= RECORD LIST =
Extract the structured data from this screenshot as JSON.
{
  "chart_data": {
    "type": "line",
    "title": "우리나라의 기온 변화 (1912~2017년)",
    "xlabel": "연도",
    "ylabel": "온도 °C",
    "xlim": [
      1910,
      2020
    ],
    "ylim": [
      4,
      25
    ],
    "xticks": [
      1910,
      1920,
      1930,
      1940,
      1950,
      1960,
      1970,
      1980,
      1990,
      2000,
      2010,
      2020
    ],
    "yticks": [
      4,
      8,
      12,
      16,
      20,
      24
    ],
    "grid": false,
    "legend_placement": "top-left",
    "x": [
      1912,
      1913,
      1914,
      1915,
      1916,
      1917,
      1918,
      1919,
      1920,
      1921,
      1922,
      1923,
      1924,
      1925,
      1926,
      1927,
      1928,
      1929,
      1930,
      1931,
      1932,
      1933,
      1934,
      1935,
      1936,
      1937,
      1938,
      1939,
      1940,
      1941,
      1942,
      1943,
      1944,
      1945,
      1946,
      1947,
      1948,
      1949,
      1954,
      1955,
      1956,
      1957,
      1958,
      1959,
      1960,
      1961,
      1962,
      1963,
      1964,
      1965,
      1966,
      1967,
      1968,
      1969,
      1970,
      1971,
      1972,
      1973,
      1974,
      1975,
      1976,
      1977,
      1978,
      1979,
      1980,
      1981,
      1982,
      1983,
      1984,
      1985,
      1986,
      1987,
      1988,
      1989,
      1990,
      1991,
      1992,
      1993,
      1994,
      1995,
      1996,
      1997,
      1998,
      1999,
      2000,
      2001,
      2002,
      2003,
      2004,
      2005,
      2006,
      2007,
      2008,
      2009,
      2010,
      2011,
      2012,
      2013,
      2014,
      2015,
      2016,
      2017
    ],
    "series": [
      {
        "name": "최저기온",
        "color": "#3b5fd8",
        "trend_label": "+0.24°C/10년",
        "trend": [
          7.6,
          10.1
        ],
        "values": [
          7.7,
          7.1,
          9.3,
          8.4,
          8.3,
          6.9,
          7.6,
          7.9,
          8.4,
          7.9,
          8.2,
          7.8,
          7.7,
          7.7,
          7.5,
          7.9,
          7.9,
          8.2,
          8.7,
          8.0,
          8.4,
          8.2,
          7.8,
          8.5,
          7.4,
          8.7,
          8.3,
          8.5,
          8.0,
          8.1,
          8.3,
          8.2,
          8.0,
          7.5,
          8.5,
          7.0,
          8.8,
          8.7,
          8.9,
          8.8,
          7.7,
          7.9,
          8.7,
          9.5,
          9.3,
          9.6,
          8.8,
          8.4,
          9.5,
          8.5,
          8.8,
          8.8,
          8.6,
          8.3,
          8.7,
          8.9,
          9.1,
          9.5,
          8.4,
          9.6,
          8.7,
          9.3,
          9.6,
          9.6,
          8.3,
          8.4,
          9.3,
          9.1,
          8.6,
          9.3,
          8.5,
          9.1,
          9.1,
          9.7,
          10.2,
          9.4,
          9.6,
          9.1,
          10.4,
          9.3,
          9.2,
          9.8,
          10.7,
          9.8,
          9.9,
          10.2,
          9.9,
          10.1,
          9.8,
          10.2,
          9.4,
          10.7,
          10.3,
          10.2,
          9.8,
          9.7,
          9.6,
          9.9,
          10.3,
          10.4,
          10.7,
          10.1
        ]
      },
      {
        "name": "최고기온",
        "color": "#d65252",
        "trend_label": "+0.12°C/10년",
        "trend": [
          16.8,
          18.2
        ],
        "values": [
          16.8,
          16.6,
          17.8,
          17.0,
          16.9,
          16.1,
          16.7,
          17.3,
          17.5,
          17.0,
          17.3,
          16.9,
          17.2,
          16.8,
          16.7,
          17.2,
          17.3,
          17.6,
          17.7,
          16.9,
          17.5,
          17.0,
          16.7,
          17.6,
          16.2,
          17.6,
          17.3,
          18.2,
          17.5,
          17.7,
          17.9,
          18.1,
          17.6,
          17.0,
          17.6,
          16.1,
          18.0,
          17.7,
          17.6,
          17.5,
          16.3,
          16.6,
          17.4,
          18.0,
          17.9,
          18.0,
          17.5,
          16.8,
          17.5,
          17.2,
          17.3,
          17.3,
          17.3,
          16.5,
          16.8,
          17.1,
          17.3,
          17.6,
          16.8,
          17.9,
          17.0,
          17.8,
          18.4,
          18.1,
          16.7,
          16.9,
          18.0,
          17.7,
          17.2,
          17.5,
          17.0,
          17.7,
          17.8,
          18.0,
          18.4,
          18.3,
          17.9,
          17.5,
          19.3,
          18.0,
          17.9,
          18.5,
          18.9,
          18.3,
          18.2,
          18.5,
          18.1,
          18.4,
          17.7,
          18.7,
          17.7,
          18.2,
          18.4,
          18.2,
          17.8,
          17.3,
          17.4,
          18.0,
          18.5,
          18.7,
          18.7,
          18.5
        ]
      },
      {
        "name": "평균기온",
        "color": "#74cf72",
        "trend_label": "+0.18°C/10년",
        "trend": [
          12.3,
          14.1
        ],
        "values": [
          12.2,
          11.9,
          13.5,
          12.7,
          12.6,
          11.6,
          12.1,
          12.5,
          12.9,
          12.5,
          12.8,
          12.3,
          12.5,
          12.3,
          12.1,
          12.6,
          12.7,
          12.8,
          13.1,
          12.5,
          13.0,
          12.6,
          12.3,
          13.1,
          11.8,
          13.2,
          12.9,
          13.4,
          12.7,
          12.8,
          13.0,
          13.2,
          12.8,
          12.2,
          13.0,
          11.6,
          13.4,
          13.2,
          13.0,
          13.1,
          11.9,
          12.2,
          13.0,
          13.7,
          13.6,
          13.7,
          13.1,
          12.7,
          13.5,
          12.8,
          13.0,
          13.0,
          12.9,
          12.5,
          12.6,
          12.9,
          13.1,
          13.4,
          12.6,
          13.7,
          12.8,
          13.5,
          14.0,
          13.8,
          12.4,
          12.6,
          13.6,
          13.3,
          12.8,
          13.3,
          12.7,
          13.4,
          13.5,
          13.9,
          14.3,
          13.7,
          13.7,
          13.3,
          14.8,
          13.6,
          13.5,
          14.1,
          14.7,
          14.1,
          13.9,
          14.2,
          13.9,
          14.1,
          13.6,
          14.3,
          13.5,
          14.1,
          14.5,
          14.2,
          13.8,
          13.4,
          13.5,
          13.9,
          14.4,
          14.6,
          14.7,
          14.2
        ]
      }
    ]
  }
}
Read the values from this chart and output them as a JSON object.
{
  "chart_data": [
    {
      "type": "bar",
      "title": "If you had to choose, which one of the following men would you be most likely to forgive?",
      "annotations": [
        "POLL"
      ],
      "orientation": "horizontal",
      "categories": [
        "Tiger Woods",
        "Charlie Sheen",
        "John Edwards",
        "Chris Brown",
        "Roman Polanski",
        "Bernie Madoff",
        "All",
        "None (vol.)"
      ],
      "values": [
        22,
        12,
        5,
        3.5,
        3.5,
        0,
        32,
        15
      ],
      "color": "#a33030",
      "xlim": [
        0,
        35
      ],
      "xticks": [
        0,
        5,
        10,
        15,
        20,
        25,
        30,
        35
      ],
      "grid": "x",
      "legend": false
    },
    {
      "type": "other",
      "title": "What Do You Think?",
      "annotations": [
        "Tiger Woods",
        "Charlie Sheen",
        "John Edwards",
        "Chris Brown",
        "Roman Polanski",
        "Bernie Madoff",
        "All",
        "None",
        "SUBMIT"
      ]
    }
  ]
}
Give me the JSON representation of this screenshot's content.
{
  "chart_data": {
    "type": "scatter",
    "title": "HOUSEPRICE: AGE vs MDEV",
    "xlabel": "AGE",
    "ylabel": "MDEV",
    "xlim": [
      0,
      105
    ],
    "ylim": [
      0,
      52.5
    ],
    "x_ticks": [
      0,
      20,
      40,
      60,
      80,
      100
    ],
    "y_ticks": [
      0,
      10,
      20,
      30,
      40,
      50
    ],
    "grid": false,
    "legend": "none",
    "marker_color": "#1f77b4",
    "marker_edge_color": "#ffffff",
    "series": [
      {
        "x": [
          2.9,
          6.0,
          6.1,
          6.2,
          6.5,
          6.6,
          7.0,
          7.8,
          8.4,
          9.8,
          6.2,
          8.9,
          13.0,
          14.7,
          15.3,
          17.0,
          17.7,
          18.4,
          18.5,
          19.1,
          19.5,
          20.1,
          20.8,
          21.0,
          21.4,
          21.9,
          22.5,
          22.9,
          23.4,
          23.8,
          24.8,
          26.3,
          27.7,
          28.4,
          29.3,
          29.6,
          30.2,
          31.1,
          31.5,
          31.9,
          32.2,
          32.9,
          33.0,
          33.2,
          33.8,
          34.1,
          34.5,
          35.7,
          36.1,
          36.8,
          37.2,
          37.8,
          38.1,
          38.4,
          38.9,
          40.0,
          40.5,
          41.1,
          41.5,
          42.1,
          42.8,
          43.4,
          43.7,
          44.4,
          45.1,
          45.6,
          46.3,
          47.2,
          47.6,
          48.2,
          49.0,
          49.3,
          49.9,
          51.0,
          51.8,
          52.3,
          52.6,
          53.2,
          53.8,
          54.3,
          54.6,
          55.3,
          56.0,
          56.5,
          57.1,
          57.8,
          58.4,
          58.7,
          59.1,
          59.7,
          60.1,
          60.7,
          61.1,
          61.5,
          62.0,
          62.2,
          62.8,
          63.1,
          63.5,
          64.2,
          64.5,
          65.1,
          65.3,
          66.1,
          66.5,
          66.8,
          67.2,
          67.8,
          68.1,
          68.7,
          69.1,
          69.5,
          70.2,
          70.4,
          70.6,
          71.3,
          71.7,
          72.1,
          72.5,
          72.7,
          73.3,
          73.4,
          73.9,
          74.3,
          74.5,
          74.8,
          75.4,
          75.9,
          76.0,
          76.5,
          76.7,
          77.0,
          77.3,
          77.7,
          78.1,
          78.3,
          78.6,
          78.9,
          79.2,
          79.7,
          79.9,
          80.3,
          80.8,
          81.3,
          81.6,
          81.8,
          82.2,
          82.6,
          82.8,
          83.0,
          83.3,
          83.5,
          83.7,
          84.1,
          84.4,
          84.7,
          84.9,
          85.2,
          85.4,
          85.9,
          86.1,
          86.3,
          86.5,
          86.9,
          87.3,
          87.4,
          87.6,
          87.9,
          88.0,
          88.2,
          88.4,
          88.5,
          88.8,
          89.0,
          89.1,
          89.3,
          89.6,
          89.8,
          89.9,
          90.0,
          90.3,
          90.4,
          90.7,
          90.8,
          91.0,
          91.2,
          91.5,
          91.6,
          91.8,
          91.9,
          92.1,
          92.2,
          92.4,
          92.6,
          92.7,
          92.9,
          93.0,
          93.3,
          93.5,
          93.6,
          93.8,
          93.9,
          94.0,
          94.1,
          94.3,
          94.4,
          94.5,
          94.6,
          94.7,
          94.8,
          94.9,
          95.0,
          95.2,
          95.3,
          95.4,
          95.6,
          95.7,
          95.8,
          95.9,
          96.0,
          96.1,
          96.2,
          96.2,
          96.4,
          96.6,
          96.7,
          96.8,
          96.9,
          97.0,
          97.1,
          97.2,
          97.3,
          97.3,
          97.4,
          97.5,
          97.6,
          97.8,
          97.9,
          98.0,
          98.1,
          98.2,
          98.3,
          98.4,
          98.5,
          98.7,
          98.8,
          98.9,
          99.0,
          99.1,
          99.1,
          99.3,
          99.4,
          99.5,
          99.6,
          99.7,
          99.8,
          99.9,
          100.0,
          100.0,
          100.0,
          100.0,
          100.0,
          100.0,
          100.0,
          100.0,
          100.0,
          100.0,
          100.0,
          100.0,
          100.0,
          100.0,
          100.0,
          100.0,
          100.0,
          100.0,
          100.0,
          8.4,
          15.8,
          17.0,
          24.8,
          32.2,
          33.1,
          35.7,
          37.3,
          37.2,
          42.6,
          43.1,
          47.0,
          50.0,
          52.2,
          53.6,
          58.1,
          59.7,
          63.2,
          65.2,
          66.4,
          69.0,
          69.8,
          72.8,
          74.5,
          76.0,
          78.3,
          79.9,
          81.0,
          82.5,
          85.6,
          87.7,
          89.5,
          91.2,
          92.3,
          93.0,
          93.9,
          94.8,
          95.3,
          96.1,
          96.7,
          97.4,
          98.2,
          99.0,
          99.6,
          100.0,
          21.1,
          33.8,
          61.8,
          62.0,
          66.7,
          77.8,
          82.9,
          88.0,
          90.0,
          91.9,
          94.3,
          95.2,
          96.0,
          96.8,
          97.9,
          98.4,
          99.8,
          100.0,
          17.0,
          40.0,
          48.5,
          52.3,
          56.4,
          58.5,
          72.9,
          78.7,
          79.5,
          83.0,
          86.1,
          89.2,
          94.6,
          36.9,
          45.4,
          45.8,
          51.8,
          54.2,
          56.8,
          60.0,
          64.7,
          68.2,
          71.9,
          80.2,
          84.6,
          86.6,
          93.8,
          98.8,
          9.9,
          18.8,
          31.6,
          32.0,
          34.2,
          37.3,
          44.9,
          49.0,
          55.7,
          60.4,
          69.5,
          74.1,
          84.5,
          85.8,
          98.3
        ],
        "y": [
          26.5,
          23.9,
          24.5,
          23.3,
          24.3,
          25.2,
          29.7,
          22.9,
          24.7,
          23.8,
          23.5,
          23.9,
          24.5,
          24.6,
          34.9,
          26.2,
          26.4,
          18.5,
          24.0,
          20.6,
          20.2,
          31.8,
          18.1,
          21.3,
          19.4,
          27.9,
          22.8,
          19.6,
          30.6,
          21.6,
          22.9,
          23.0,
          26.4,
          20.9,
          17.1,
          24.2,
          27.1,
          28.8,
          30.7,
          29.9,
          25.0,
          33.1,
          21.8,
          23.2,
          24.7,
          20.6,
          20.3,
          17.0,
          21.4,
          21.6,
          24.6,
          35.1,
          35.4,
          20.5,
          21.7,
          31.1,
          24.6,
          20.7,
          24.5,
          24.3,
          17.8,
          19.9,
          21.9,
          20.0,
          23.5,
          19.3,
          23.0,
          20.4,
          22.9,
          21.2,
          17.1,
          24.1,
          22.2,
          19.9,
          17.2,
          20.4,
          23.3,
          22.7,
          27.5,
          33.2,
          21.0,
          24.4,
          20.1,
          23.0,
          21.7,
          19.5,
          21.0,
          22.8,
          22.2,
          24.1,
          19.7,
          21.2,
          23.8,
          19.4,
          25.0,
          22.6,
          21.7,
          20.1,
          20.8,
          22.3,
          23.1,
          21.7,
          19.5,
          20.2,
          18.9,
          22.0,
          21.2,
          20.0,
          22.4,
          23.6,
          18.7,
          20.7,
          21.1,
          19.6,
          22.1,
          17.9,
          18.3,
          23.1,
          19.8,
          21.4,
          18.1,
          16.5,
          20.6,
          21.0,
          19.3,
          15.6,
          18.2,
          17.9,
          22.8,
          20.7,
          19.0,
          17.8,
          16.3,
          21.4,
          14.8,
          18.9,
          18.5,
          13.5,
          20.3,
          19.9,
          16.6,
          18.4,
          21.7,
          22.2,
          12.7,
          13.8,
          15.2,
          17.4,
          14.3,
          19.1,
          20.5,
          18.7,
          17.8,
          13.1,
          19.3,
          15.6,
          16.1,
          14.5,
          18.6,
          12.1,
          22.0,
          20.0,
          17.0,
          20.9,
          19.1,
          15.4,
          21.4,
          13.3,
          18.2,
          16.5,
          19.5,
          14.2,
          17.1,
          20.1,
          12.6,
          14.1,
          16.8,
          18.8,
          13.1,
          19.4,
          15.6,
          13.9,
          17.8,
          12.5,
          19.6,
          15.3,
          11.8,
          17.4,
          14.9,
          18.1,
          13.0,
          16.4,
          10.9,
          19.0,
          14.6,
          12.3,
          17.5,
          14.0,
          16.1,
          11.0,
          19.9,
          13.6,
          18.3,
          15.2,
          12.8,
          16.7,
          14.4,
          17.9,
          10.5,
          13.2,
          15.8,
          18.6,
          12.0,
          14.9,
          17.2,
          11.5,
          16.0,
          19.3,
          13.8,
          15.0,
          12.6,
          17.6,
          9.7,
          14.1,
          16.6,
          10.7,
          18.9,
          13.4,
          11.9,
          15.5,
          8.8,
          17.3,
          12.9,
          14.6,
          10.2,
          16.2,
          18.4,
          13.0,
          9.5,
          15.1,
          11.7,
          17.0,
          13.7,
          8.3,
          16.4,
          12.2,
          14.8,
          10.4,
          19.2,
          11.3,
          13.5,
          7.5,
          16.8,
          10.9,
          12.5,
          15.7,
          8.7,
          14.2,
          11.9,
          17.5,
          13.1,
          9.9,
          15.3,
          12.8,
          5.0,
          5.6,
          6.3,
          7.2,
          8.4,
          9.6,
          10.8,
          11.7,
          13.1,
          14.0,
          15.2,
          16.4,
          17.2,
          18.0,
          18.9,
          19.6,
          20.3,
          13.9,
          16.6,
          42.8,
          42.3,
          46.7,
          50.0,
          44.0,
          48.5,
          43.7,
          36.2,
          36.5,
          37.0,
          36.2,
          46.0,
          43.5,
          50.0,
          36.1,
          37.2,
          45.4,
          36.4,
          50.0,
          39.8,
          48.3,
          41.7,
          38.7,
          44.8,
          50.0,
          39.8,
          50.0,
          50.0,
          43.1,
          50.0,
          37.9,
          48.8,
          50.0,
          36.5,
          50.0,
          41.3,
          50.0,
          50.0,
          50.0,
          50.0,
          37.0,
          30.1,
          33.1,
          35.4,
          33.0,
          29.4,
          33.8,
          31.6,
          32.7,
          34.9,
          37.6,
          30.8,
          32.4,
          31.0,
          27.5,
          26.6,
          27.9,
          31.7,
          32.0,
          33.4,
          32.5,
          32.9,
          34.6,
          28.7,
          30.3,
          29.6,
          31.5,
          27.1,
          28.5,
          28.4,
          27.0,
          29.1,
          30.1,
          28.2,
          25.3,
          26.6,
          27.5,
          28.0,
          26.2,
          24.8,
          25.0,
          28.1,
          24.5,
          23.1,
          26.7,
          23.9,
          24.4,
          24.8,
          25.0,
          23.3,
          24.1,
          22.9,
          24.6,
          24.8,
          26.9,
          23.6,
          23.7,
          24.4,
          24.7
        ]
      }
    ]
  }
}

= WHAT TO DO =
Look through the lines above and collect those with the word "type".

= RESULT OF THIS TASK =
    "type": "line",
      "type": "bar",
      "type": "other",
    "type": "scatter",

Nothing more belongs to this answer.